What the exercise asks: Search the data for the string "实验室检验报告" and extract every line where it appears.
══ Records for the task ══
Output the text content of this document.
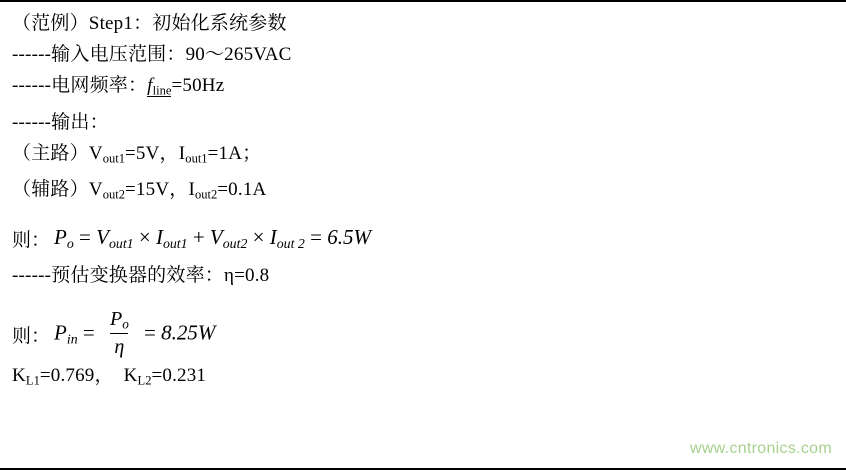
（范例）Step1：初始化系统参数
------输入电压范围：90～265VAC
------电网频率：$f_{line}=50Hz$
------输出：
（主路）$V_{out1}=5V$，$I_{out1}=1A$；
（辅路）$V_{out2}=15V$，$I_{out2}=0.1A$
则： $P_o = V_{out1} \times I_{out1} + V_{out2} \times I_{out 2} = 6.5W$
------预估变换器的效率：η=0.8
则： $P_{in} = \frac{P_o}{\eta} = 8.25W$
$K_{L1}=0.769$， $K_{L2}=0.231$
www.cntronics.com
═══
══ Records for the task ══
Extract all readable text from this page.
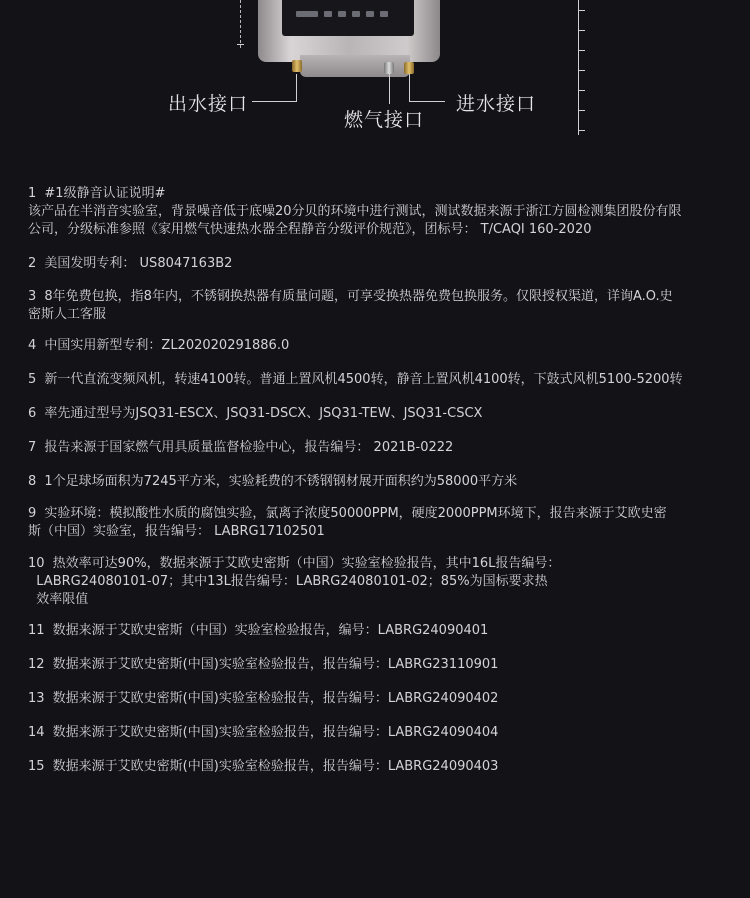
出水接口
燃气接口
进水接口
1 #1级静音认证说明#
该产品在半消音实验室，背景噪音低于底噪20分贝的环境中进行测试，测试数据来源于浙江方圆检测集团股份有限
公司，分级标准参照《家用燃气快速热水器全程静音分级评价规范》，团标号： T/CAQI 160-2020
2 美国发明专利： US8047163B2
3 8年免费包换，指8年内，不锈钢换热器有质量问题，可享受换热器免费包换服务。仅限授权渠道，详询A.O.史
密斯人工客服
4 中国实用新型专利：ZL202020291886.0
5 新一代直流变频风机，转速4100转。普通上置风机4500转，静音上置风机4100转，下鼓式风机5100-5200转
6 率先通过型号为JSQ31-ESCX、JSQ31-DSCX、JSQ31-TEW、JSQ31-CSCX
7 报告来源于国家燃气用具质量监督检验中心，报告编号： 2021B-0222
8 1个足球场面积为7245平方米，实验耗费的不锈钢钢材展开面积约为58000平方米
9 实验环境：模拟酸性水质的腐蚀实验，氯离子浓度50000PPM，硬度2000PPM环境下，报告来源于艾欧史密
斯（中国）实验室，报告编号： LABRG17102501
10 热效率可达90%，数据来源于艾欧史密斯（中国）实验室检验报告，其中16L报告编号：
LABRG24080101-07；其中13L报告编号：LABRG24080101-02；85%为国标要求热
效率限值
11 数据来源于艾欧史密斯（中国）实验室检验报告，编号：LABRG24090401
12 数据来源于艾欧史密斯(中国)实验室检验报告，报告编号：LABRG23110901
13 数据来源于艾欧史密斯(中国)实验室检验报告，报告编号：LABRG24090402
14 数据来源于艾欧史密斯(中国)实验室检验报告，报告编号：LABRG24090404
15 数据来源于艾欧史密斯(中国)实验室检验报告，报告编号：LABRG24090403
═══
══ Records for the task ══
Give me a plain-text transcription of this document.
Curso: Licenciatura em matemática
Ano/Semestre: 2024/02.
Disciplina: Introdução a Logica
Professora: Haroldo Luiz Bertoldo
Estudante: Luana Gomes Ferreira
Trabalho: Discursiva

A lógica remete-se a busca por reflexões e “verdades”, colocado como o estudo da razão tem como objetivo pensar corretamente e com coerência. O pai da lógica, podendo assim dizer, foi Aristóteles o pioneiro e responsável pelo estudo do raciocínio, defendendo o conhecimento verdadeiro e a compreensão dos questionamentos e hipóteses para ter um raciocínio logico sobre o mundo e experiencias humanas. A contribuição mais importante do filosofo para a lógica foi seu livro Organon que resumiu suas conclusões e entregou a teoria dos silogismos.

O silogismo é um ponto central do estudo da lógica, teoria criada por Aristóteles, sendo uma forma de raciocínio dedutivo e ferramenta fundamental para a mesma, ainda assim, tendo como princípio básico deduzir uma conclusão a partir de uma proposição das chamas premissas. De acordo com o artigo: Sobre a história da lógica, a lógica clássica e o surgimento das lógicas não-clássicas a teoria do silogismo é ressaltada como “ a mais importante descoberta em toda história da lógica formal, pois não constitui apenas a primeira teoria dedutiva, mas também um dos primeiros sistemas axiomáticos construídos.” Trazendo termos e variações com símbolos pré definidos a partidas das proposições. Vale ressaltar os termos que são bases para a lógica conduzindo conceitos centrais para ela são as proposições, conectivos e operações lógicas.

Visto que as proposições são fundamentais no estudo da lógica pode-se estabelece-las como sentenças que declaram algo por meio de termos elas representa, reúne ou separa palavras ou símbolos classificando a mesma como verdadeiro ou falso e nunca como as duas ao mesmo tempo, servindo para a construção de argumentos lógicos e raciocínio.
═══
Task result:
10 热效率可达90%，数据来源于艾欧史密斯（中国）实验室检验报告，其中16L报告编号：
11 数据来源于艾欧史密斯（中国）实验室检验报告，编号：LABRG24090401
12 数据来源于艾欧史密斯(中国)实验室检验报告，报告编号：LABRG23110901
13 数据来源于艾欧史密斯(中国)实验室检验报告，报告编号：LABRG24090402
14 数据来源于艾欧史密斯(中国)实验室检验报告，报告编号：LABRG24090404
15 数据来源于艾欧史密斯(中国)实验室检验报告，报告编号：LABRG24090403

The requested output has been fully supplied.